▶ [ENTRIES SUPPLIED]:
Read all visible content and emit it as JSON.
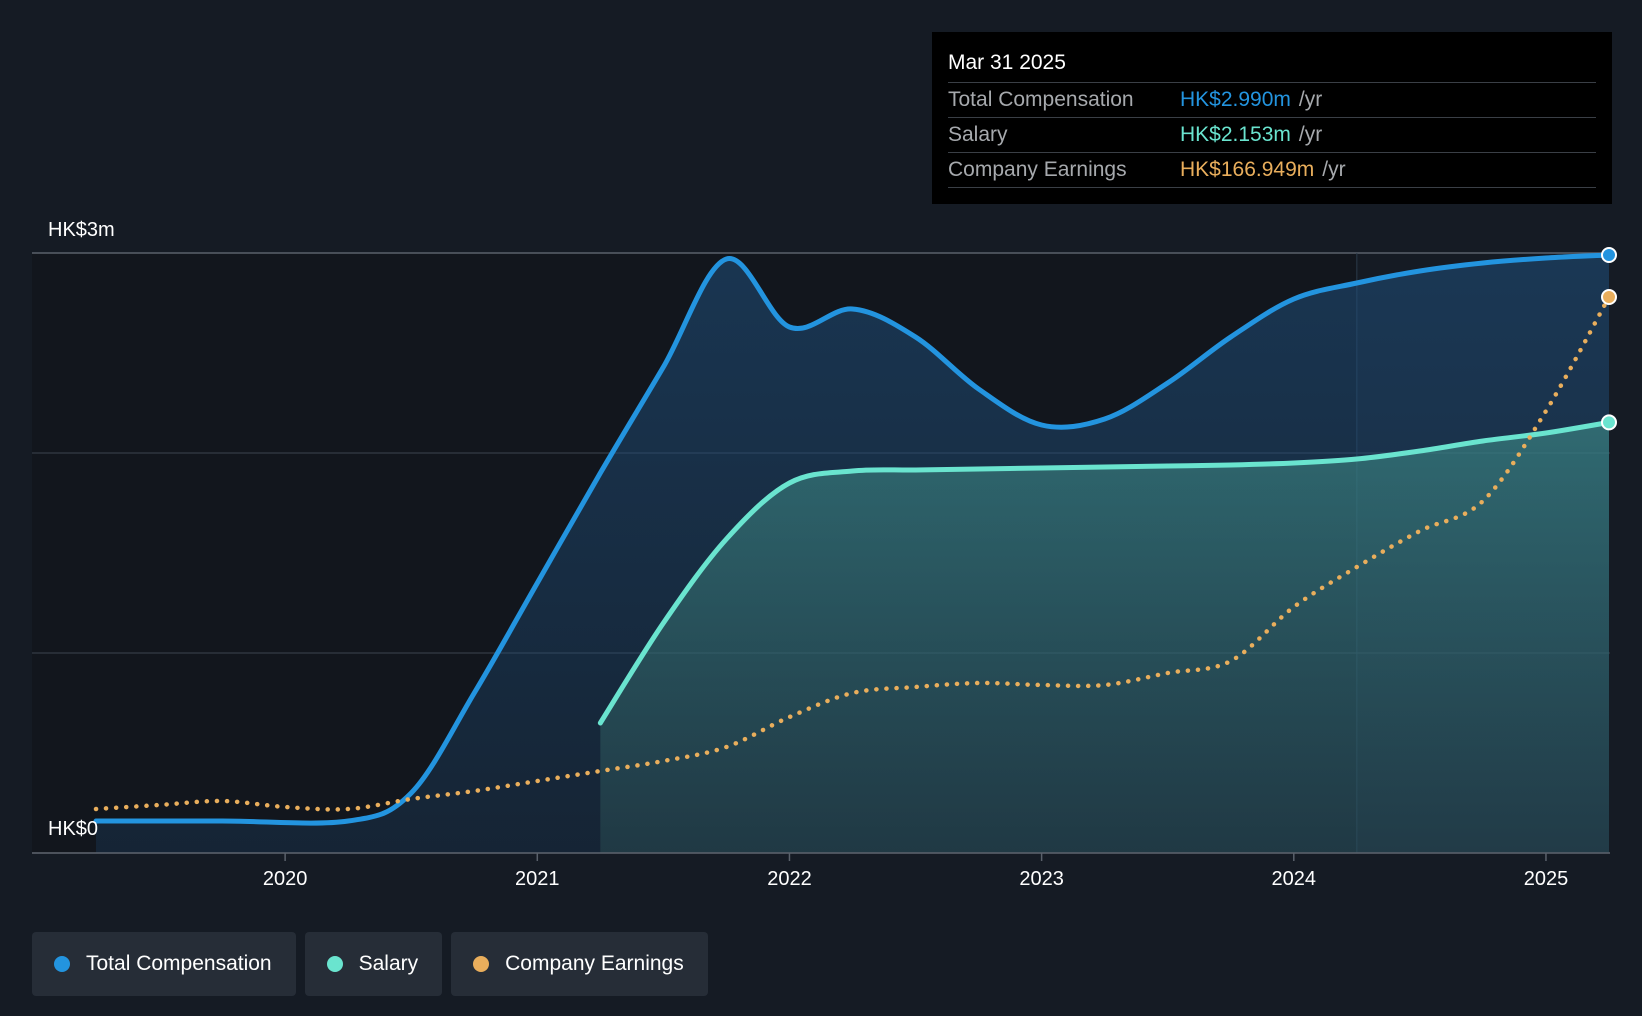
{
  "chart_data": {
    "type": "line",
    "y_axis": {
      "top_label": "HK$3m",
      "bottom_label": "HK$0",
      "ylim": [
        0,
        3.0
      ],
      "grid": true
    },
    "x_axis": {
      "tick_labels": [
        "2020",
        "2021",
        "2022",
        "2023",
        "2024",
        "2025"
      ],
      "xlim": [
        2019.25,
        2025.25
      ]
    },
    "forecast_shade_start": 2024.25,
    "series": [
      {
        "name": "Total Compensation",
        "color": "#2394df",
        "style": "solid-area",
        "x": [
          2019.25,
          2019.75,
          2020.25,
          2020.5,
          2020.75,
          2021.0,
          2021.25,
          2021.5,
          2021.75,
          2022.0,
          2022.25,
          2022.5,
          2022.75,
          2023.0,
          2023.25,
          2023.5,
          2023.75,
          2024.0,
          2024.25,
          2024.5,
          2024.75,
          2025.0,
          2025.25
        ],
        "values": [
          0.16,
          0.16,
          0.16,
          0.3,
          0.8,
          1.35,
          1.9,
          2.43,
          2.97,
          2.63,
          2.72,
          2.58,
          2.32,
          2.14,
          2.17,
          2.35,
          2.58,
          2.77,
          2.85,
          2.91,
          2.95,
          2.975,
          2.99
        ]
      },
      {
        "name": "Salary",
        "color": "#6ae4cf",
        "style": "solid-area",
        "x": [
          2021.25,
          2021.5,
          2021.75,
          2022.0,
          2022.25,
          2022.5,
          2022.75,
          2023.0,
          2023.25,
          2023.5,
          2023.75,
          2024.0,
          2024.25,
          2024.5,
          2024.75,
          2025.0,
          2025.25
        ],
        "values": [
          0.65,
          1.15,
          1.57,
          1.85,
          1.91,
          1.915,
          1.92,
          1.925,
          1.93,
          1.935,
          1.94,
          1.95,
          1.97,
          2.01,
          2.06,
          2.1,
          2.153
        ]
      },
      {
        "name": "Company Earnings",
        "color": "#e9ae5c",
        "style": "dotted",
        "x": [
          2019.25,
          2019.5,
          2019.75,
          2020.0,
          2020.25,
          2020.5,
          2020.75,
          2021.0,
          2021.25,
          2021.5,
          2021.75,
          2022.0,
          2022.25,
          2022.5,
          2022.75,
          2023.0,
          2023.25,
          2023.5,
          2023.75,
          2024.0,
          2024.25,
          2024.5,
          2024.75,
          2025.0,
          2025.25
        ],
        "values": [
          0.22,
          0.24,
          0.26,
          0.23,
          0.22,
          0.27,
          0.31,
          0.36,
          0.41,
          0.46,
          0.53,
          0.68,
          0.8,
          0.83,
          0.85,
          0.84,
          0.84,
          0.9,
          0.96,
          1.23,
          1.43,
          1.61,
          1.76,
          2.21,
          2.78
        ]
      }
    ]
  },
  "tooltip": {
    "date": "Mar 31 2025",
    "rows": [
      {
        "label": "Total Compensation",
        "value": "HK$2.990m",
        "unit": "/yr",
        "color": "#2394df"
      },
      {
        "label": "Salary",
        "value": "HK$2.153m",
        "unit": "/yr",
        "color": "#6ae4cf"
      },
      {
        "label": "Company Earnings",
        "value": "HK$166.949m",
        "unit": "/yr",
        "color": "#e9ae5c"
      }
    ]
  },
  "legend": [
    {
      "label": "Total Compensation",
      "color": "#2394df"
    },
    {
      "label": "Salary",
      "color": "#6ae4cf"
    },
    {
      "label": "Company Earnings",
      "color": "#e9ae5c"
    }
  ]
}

▶ [EXERCISE GOAL]:
Quote the material in full and exactly; do not carry over its pictures.

▶ [EXERCISE OUTPUT]:
Read all visible content and emit it as JSON.
{
  "chart_data": {
    "type": "line",
    "y_axis": {
      "top_label": "HK$3m",
      "bottom_label": "HK$0",
      "ylim": [
        0,
        3.0
      ],
      "grid": true
    },
    "x_axis": {
      "tick_labels": [
        "2020",
        "2021",
        "2022",
        "2023",
        "2024",
        "2025"
      ],
      "xlim": [
        2019.25,
        2025.25
      ]
    },
    "forecast_shade_start": 2024.25,
    "series": [
      {
        "name": "Total Compensation",
        "color": "#2394df",
        "style": "solid-area",
        "x": [
          2019.25,
          2019.75,
          2020.25,
          2020.5,
          2020.75,
          2021.0,
          2021.25,
          2021.5,
          2021.75,
          2022.0,
          2022.25,
          2022.5,
          2022.75,
          2023.0,
          2023.25,
          2023.5,
          2023.75,
          2024.0,
          2024.25,
          2024.5,
          2024.75,
          2025.0,
          2025.25
        ],
        "values": [
          0.16,
          0.16,
          0.16,
          0.3,
          0.8,
          1.35,
          1.9,
          2.43,
          2.97,
          2.63,
          2.72,
          2.58,
          2.32,
          2.14,
          2.17,
          2.35,
          2.58,
          2.77,
          2.85,
          2.91,
          2.95,
          2.975,
          2.99
        ]
      },
      {
        "name": "Salary",
        "color": "#6ae4cf",
        "style": "solid-area",
        "x": [
          2021.25,
          2021.5,
          2021.75,
          2022.0,
          2022.25,
          2022.5,
          2022.75,
          2023.0,
          2023.25,
          2023.5,
          2023.75,
          2024.0,
          2024.25,
          2024.5,
          2024.75,
          2025.0,
          2025.25
        ],
        "values": [
          0.65,
          1.15,
          1.57,
          1.85,
          1.91,
          1.915,
          1.92,
          1.925,
          1.93,
          1.935,
          1.94,
          1.95,
          1.97,
          2.01,
          2.06,
          2.1,
          2.153
        ]
      },
      {
        "name": "Company Earnings",
        "color": "#e9ae5c",
        "style": "dotted",
        "x": [
          2019.25,
          2019.5,
          2019.75,
          2020.0,
          2020.25,
          2020.5,
          2020.75,
          2021.0,
          2021.25,
          2021.5,
          2021.75,
          2022.0,
          2022.25,
          2022.5,
          2022.75,
          2023.0,
          2023.25,
          2023.5,
          2023.75,
          2024.0,
          2024.25,
          2024.5,
          2024.75,
          2025.0,
          2025.25
        ],
        "values": [
          0.22,
          0.24,
          0.26,
          0.23,
          0.22,
          0.27,
          0.31,
          0.36,
          0.41,
          0.46,
          0.53,
          0.68,
          0.8,
          0.83,
          0.85,
          0.84,
          0.84,
          0.9,
          0.96,
          1.23,
          1.43,
          1.61,
          1.76,
          2.21,
          2.78
        ]
      }
    ]
  },
  "tooltip": {
    "date": "Mar 31 2025",
    "rows": [
      {
        "label": "Total Compensation",
        "value": "HK$2.990m",
        "unit": "/yr",
        "color": "#2394df"
      },
      {
        "label": "Salary",
        "value": "HK$2.153m",
        "unit": "/yr",
        "color": "#6ae4cf"
      },
      {
        "label": "Company Earnings",
        "value": "HK$166.949m",
        "unit": "/yr",
        "color": "#e9ae5c"
      }
    ]
  },
  "legend": [
    {
      "label": "Total Compensation",
      "color": "#2394df"
    },
    {
      "label": "Salary",
      "color": "#6ae4cf"
    },
    {
      "label": "Company Earnings",
      "color": "#e9ae5c"
    }
  ]
}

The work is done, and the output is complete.